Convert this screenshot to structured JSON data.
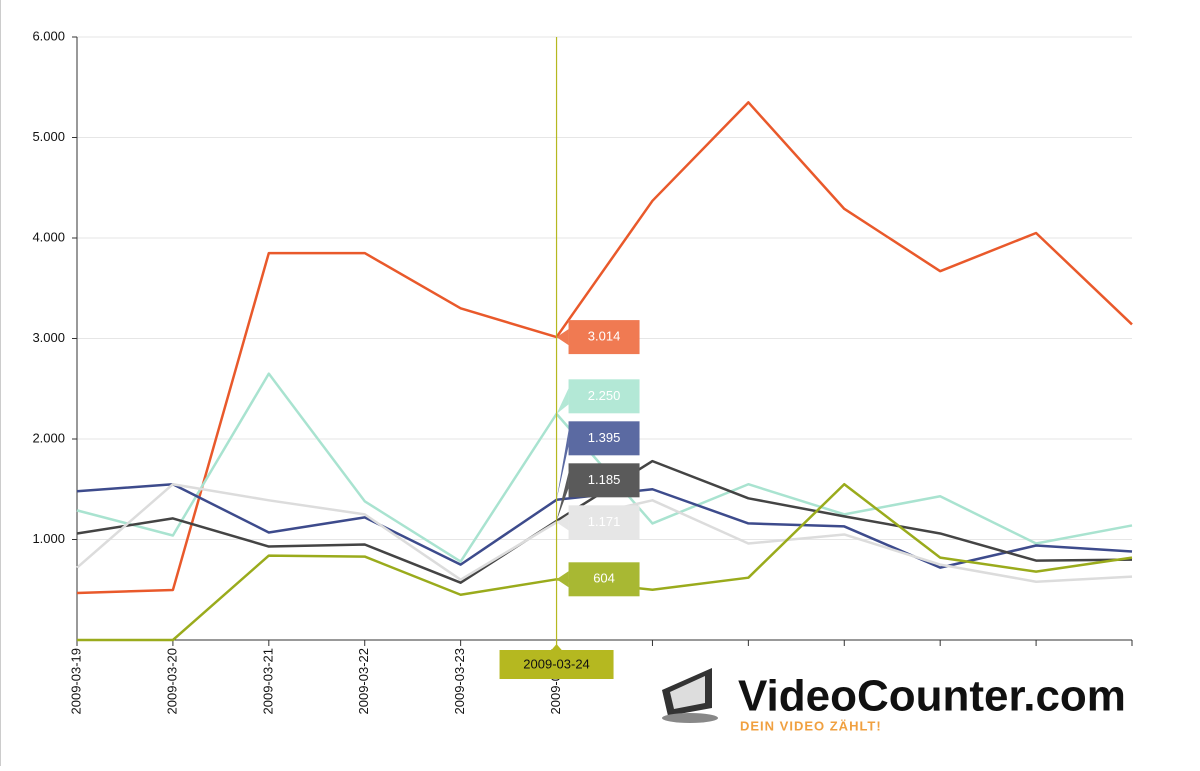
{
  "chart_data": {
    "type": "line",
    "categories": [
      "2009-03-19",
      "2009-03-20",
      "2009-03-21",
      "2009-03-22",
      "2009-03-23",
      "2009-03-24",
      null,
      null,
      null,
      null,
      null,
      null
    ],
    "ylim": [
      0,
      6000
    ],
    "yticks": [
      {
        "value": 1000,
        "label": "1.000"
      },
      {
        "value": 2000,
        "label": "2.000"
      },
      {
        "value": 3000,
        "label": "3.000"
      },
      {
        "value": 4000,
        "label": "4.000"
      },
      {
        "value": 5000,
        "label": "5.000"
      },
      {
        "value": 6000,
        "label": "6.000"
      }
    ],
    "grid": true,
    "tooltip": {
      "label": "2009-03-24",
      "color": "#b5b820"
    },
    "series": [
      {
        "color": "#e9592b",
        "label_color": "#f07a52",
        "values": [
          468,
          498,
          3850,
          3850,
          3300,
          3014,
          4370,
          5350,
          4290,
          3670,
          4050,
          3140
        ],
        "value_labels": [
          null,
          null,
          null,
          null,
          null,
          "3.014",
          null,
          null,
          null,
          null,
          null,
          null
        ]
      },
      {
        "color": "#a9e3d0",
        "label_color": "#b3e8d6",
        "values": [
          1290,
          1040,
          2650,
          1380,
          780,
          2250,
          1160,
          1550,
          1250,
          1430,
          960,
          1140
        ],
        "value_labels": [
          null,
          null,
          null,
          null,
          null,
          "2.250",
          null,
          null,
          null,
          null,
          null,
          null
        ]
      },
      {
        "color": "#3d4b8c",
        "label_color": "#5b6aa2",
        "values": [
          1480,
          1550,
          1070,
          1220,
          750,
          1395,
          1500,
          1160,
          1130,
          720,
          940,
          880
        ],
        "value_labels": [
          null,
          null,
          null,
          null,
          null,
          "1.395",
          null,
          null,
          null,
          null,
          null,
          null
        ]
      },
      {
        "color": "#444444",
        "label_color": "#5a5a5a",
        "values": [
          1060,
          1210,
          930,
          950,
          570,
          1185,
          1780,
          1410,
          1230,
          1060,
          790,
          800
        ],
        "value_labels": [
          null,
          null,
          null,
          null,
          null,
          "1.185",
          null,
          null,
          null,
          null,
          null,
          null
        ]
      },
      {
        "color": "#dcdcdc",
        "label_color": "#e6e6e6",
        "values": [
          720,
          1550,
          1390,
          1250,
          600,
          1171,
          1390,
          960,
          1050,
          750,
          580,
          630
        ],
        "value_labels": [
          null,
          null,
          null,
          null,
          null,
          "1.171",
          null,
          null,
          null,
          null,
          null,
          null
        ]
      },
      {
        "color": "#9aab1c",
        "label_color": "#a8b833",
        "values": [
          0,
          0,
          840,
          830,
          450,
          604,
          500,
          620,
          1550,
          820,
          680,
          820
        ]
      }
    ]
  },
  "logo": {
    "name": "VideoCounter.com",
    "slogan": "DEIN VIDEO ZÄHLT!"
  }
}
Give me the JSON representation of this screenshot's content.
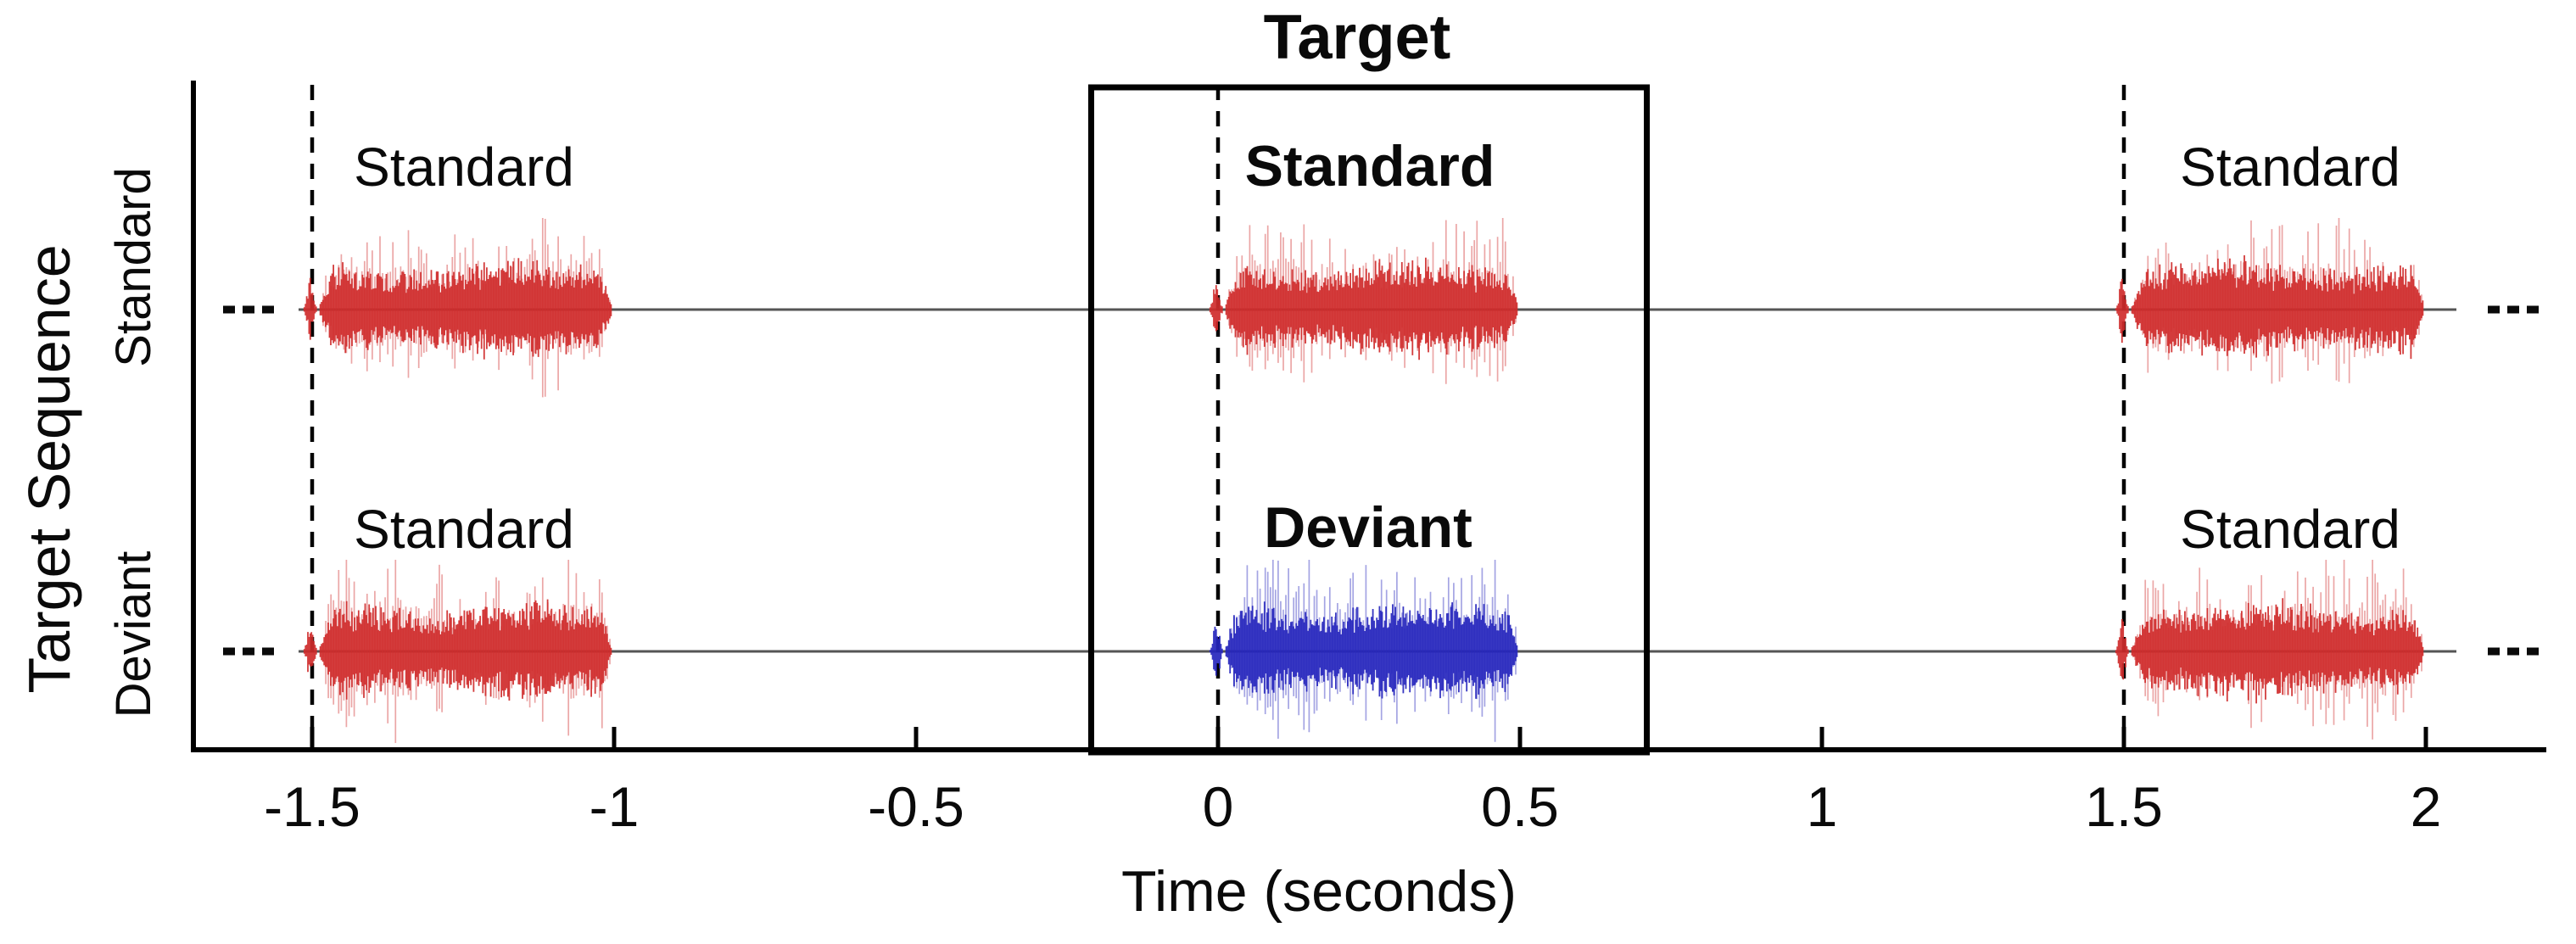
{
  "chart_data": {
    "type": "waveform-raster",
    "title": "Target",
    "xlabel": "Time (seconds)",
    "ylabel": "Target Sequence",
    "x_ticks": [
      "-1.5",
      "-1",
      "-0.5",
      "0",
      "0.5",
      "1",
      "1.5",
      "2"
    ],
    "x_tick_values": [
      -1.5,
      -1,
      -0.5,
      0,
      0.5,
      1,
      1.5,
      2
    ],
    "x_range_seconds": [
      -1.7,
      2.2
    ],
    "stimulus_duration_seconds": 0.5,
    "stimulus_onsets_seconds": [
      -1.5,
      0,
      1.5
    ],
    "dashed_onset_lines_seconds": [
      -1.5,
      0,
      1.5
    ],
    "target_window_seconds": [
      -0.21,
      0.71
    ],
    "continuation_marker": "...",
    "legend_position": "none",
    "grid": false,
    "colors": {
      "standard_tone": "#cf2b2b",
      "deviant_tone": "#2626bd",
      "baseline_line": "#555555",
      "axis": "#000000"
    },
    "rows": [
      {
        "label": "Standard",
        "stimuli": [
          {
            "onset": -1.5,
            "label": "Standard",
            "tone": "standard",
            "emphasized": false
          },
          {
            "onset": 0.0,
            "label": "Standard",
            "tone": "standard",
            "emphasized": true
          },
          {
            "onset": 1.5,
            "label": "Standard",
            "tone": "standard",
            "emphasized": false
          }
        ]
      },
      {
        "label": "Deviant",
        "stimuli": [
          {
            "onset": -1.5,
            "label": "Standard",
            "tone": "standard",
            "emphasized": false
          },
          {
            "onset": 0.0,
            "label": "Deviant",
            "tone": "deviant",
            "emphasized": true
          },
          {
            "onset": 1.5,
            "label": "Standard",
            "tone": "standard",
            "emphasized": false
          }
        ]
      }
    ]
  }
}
□ □ □ □
# Exercise task:
Take the listing and print it again exactly, but without any pictures.

# Response:
Convert this screenshot to structured JSON data.
{
  "chart_data": {
    "type": "line",
    "categories": [
      "2009-03-19",
      "2009-03-20",
      "2009-03-21",
      "2009-03-22",
      "2009-03-23",
      "2009-03-24",
      null,
      null,
      null,
      null,
      null,
      null
    ],
    "ylim": [
      0,
      6000
    ],
    "yticks": [
      {
        "value": 1000,
        "label": "1.000"
      },
      {
        "value": 2000,
        "label": "2.000"
      },
      {
        "value": 3000,
        "label": "3.000"
      },
      {
        "value": 4000,
        "label": "4.000"
      },
      {
        "value": 5000,
        "label": "5.000"
      },
      {
        "value": 6000,
        "label": "6.000"
      }
    ],
    "grid": true,
    "tooltip": {
      "label": "2009-03-24",
      "color": "#b5b820"
    },
    "series": [
      {
        "color": "#e9592b",
        "label_color": "#f07a52",
        "values": [
          468,
          498,
          3850,
          3850,
          3300,
          3014,
          4370,
          5350,
          4290,
          3670,
          4050,
          3140
        ],
        "value_labels": [
          null,
          null,
          null,
          null,
          null,
          "3.014",
          null,
          null,
          null,
          null,
          null,
          null
        ]
      },
      {
        "color": "#a9e3d0",
        "label_color": "#b3e8d6",
        "values": [
          1290,
          1040,
          2650,
          1380,
          780,
          2250,
          1160,
          1550,
          1250,
          1430,
          960,
          1140
        ],
        "value_labels": [
          null,
          null,
          null,
          null,
          null,
          "2.250",
          null,
          null,
          null,
          null,
          null,
          null
        ]
      },
      {
        "color": "#3d4b8c",
        "label_color": "#5b6aa2",
        "values": [
          1480,
          1550,
          1070,
          1220,
          750,
          1395,
          1500,
          1160,
          1130,
          720,
          940,
          880
        ],
        "value_labels": [
          null,
          null,
          null,
          null,
          null,
          "1.395",
          null,
          null,
          null,
          null,
          null,
          null
        ]
      },
      {
        "color": "#444444",
        "label_color": "#5a5a5a",
        "values": [
          1060,
          1210,
          930,
          950,
          570,
          1185,
          1780,
          1410,
          1230,
          1060,
          790,
          800
        ],
        "value_labels": [
          null,
          null,
          null,
          null,
          null,
          "1.185",
          null,
          null,
          null,
          null,
          null,
          null
        ]
      },
      {
        "color": "#dcdcdc",
        "label_color": "#e6e6e6",
        "values": [
          720,
          1550,
          1390,
          1250,
          600,
          1171,
          1390,
          960,
          1050,
          750,
          580,
          630
        ],
        "value_labels": [
          null,
          null,
          null,
          null,
          null,
          "1.171",
          null,
          null,
          null,
          null,
          null,
          null
        ]
      },
      {
        "color": "#9aab1c",
        "label_color": "#a8b833",
        "values": [
          0,
          0,
          840,
          830,
          450,
          604,
          500,
          620,
          1550,
          820,
          680,
          820
        ]
      }
    ]
  },
  "logo": {
    "name": "VideoCounter.com",
    "slogan": "DEIN VIDEO ZÄHLT!"
  }
}
Give me the JSON representation of this screenshot's content.
{
  "chart_data": {
    "type": "waveform-raster",
    "title": "Target",
    "xlabel": "Time (seconds)",
    "ylabel": "Target Sequence",
    "x_ticks": [
      "-1.5",
      "-1",
      "-0.5",
      "0",
      "0.5",
      "1",
      "1.5",
      "2"
    ],
    "x_tick_values": [
      -1.5,
      -1,
      -0.5,
      0,
      0.5,
      1,
      1.5,
      2
    ],
    "x_range_seconds": [
      -1.7,
      2.2
    ],
    "stimulus_duration_seconds": 0.5,
    "stimulus_onsets_seconds": [
      -1.5,
      0,
      1.5
    ],
    "dashed_onset_lines_seconds": [
      -1.5,
      0,
      1.5
    ],
    "target_window_seconds": [
      -0.21,
      0.71
    ],
    "continuation_marker": "...",
    "legend_position": "none",
    "grid": false,
    "colors": {
      "standard_tone": "#cf2b2b",
      "deviant_tone": "#2626bd",
      "baseline_line": "#555555",
      "axis": "#000000"
    },
    "rows": [
      {
        "label": "Standard",
        "stimuli": [
          {
            "onset": -1.5,
            "label": "Standard",
            "tone": "standard",
            "emphasized": false
          },
          {
            "onset": 0.0,
            "label": "Standard",
            "tone": "standard",
            "emphasized": true
          },
          {
            "onset": 1.5,
            "label": "Standard",
            "tone": "standard",
            "emphasized": false
          }
        ]
      },
      {
        "label": "Deviant",
        "stimuli": [
          {
            "onset": -1.5,
            "label": "Standard",
            "tone": "standard",
            "emphasized": false
          },
          {
            "onset": 0.0,
            "label": "Deviant",
            "tone": "deviant",
            "emphasized": true
          },
          {
            "onset": 1.5,
            "label": "Standard",
            "tone": "standard",
            "emphasized": false
          }
        ]
      }
    ]
  }
}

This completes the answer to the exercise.